▶ _Provided records_
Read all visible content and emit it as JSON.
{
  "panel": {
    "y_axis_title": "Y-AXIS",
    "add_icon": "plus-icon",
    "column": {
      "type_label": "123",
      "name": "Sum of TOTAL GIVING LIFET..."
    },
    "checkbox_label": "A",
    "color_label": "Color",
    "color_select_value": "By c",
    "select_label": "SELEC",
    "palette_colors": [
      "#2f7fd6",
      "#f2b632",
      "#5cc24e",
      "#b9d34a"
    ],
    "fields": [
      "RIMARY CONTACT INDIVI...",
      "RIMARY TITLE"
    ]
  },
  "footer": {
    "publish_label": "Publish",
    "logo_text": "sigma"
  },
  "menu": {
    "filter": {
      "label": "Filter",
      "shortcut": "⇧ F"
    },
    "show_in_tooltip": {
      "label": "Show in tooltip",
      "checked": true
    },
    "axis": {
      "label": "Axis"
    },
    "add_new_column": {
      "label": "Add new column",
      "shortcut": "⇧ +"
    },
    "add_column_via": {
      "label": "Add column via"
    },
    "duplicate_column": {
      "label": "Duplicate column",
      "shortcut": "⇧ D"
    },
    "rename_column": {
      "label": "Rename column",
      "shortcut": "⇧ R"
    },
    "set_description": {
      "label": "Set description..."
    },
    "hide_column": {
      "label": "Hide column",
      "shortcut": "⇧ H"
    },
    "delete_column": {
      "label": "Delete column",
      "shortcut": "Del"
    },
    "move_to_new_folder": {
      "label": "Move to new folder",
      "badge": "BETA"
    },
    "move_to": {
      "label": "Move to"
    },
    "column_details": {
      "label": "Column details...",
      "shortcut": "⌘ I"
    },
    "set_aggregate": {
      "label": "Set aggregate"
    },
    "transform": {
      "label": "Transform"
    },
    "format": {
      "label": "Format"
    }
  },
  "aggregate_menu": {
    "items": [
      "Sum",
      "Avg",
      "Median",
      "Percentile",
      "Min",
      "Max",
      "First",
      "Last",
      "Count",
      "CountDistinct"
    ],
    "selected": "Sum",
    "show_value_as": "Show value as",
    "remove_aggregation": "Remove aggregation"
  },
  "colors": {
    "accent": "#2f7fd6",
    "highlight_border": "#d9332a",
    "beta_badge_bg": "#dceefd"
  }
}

▶ _Exercise prompt_
Copy out all of the records above with nothing altered.

▶ _Answer to this task_
Read all visible content and emit it as JSON.
{
  "panel": {
    "y_axis_title": "Y-AXIS",
    "add_icon": "plus-icon",
    "column": {
      "type_label": "123",
      "name": "Sum of TOTAL GIVING LIFET..."
    },
    "checkbox_label": "A",
    "color_label": "Color",
    "color_select_value": "By c",
    "select_label": "SELEC",
    "palette_colors": [
      "#2f7fd6",
      "#f2b632",
      "#5cc24e",
      "#b9d34a"
    ],
    "fields": [
      "RIMARY CONTACT INDIVI...",
      "RIMARY TITLE"
    ]
  },
  "footer": {
    "publish_label": "Publish",
    "logo_text": "sigma"
  },
  "menu": {
    "filter": {
      "label": "Filter",
      "shortcut": "⇧ F"
    },
    "show_in_tooltip": {
      "label": "Show in tooltip",
      "checked": true
    },
    "axis": {
      "label": "Axis"
    },
    "add_new_column": {
      "label": "Add new column",
      "shortcut": "⇧ +"
    },
    "add_column_via": {
      "label": "Add column via"
    },
    "duplicate_column": {
      "label": "Duplicate column",
      "shortcut": "⇧ D"
    },
    "rename_column": {
      "label": "Rename column",
      "shortcut": "⇧ R"
    },
    "set_description": {
      "label": "Set description..."
    },
    "hide_column": {
      "label": "Hide column",
      "shortcut": "⇧ H"
    },
    "delete_column": {
      "label": "Delete column",
      "shortcut": "Del"
    },
    "move_to_new_folder": {
      "label": "Move to new folder",
      "badge": "BETA"
    },
    "move_to": {
      "label": "Move to"
    },
    "column_details": {
      "label": "Column details...",
      "shortcut": "⌘ I"
    },
    "set_aggregate": {
      "label": "Set aggregate"
    },
    "transform": {
      "label": "Transform"
    },
    "format": {
      "label": "Format"
    }
  },
  "aggregate_menu": {
    "items": [
      "Sum",
      "Avg",
      "Median",
      "Percentile",
      "Min",
      "Max",
      "First",
      "Last",
      "Count",
      "CountDistinct"
    ],
    "selected": "Sum",
    "show_value_as": "Show value as",
    "remove_aggregation": "Remove aggregation"
  },
  "colors": {
    "accent": "#2f7fd6",
    "highlight_border": "#d9332a",
    "beta_badge_bg": "#dceefd"
  }
}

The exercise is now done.